**WRITTEN EXERCISE:**
State the count of lines below in which the word "name" appears, and add nothing.

**GIVEN DATA:**
-=-=-=-=-
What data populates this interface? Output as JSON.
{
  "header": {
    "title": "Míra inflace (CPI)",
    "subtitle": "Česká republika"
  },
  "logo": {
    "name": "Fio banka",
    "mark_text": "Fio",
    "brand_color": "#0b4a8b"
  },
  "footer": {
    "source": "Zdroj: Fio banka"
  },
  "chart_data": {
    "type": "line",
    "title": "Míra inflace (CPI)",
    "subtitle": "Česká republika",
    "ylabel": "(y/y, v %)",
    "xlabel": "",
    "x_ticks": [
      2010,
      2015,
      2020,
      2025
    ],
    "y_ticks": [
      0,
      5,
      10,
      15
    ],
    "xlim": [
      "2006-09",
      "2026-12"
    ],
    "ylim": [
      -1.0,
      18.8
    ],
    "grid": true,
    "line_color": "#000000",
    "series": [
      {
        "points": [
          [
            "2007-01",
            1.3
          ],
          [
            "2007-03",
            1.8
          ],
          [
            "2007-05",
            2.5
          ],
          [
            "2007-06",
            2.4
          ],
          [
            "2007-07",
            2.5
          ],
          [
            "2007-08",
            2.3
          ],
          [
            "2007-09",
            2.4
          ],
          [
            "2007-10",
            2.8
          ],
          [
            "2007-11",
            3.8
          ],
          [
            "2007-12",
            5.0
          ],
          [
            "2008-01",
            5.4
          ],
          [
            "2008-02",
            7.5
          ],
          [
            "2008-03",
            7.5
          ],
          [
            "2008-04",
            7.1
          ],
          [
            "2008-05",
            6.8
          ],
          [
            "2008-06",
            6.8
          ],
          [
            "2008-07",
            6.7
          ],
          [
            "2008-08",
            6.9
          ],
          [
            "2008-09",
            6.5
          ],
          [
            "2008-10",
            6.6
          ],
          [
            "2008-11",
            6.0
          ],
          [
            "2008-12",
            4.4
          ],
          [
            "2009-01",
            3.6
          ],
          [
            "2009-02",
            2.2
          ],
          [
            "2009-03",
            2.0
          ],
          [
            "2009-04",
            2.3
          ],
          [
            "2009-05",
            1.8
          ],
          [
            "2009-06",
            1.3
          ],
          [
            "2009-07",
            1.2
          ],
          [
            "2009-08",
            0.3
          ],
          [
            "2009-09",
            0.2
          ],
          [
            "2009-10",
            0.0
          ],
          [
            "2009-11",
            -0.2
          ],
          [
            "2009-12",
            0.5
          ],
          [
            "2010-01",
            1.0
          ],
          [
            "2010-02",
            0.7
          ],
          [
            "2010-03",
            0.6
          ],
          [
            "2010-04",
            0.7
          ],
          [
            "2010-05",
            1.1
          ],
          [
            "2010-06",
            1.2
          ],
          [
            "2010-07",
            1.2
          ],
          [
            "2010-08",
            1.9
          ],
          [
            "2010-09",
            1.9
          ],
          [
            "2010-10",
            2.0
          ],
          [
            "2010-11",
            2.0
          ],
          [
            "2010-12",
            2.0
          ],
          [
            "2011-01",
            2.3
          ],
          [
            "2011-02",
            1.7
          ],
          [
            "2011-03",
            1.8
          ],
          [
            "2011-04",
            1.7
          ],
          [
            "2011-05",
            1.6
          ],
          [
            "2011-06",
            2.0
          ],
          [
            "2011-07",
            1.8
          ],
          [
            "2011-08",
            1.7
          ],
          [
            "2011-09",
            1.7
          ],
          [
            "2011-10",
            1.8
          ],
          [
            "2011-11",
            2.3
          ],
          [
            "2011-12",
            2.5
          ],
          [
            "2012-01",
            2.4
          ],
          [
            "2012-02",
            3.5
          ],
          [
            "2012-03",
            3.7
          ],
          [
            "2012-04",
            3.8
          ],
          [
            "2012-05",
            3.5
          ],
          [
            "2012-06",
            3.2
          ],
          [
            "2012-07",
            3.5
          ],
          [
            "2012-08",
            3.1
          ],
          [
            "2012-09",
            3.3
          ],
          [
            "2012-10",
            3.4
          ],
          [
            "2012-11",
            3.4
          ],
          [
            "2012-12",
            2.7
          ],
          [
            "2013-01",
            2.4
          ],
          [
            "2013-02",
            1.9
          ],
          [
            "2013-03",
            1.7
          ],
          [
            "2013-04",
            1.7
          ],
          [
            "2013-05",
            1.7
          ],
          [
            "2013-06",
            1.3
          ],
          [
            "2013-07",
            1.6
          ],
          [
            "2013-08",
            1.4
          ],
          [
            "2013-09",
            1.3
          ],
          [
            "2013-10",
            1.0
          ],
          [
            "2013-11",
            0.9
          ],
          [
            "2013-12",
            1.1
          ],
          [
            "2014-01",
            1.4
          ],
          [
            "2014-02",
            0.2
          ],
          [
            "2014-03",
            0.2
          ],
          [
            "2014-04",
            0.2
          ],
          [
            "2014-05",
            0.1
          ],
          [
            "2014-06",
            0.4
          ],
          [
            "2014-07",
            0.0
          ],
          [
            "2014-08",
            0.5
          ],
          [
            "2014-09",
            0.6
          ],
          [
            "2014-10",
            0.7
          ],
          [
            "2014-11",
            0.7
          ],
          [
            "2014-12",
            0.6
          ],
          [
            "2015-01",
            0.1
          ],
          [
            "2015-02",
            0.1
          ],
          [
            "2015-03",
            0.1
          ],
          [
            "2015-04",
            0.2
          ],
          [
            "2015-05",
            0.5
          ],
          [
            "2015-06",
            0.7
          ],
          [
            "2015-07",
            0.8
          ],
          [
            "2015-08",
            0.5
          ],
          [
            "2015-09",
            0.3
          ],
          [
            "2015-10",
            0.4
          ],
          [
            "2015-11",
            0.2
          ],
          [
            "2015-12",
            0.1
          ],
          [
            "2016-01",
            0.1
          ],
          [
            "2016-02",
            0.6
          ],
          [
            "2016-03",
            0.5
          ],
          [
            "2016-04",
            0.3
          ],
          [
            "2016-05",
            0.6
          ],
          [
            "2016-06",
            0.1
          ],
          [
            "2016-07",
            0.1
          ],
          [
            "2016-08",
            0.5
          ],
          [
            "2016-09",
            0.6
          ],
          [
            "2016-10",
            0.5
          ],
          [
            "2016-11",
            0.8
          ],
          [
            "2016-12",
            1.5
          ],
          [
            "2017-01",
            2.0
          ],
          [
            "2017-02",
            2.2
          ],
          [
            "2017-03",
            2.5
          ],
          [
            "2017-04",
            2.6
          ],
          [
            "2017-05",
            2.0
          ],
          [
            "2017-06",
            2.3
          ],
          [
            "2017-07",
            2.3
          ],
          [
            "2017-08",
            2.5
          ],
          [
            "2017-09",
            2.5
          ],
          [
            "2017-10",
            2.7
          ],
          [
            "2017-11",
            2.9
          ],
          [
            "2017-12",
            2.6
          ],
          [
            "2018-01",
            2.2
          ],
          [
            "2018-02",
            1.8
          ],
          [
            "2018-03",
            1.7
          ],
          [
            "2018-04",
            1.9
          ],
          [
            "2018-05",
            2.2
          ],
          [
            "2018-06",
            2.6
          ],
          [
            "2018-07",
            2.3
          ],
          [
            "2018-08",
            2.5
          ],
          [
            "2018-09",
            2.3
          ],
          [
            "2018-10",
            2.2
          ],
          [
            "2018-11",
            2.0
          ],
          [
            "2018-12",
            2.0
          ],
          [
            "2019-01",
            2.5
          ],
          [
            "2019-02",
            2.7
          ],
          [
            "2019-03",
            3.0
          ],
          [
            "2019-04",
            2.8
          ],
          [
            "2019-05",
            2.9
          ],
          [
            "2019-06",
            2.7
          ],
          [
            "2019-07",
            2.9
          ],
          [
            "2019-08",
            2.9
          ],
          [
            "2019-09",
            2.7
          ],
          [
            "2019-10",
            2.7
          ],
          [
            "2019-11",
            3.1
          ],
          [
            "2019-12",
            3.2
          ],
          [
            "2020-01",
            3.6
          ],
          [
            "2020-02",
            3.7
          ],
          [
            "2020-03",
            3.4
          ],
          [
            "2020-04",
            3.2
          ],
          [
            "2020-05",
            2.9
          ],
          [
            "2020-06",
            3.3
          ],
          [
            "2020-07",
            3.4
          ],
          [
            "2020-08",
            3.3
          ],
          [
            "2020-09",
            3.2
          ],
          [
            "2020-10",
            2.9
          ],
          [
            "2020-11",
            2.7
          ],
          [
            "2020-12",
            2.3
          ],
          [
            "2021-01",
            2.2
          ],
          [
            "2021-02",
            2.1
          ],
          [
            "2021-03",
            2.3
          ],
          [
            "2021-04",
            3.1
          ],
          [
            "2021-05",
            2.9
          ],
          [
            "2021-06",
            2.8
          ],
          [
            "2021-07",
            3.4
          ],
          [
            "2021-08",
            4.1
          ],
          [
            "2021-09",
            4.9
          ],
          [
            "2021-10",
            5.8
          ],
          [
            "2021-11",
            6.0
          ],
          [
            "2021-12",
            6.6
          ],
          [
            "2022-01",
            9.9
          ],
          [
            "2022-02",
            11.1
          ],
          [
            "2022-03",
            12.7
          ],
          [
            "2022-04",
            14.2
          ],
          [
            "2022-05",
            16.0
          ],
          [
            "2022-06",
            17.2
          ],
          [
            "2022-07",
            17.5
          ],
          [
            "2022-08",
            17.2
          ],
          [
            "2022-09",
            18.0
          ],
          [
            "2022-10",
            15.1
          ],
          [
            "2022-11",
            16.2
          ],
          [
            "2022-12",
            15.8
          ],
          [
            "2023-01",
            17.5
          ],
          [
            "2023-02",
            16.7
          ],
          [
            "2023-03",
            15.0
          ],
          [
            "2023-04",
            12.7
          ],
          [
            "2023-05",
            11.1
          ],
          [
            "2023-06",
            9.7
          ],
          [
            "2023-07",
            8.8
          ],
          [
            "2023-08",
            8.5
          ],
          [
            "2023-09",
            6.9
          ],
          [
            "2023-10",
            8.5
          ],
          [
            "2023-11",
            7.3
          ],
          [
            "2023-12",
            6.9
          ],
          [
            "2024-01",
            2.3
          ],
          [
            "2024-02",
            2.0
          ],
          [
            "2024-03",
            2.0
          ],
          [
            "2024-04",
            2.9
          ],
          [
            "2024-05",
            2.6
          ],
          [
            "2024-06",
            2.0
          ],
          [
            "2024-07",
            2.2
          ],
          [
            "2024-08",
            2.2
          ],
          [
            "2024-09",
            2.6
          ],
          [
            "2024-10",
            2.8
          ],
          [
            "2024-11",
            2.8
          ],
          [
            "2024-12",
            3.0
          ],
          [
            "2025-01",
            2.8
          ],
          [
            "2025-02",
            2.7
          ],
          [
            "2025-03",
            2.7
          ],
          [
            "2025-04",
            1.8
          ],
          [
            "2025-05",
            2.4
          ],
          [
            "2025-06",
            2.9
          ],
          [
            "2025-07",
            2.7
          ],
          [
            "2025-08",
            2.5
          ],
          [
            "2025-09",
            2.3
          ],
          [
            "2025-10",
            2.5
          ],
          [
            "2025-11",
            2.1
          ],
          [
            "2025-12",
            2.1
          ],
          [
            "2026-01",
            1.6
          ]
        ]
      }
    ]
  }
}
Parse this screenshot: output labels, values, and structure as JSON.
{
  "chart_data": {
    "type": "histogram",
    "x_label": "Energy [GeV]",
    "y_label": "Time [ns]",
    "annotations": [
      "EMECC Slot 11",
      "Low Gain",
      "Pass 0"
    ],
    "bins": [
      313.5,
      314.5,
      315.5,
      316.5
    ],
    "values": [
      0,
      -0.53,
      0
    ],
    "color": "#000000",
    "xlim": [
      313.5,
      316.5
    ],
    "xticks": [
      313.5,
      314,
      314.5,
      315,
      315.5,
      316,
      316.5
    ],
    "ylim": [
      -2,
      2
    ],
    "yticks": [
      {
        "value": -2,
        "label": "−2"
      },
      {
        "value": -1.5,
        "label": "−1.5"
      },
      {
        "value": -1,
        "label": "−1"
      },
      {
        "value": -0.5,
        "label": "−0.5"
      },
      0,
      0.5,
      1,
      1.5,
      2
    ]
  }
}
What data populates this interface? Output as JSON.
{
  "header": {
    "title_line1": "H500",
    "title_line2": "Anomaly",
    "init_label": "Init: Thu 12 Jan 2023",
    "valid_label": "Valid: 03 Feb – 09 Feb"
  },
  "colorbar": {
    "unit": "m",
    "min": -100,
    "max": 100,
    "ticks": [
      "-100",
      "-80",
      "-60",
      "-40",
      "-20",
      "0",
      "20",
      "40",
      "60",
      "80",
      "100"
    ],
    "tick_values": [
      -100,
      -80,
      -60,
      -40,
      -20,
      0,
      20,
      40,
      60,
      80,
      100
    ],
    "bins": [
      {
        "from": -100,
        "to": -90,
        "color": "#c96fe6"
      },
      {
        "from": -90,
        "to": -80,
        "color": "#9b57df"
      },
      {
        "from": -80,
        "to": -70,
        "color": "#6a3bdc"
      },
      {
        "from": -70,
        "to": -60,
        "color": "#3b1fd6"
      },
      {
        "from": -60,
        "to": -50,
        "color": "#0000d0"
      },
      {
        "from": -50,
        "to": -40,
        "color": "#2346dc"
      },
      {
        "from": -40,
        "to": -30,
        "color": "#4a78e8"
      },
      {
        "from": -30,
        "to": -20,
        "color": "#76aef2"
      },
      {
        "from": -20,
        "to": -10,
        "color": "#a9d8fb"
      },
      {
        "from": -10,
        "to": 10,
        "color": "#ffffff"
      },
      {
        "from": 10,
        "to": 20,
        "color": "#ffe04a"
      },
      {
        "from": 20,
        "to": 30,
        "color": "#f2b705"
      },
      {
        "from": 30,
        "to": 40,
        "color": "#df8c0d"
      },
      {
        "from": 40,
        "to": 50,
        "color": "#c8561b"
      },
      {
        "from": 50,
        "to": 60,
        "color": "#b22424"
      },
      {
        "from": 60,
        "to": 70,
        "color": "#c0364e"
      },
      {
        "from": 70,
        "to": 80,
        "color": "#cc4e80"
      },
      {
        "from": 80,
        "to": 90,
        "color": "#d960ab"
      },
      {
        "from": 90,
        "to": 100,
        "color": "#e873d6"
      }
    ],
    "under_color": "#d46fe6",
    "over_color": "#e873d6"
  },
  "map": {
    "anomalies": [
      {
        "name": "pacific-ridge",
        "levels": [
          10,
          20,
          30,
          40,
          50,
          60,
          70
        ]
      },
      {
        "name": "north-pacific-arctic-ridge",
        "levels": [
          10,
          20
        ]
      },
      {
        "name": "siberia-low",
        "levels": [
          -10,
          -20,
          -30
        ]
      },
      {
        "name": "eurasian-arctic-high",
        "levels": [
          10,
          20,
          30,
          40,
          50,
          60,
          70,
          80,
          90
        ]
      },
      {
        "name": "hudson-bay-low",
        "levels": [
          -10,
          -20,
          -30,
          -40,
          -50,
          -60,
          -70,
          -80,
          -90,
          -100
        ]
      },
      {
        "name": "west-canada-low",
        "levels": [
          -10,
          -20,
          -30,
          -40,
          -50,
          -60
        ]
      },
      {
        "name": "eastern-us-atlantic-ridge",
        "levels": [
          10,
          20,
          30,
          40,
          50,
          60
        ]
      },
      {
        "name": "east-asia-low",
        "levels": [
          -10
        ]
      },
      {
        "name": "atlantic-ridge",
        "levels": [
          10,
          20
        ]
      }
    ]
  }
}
-=-=-=-=-
**SOLUTION TO THIS EXERCISE:**
10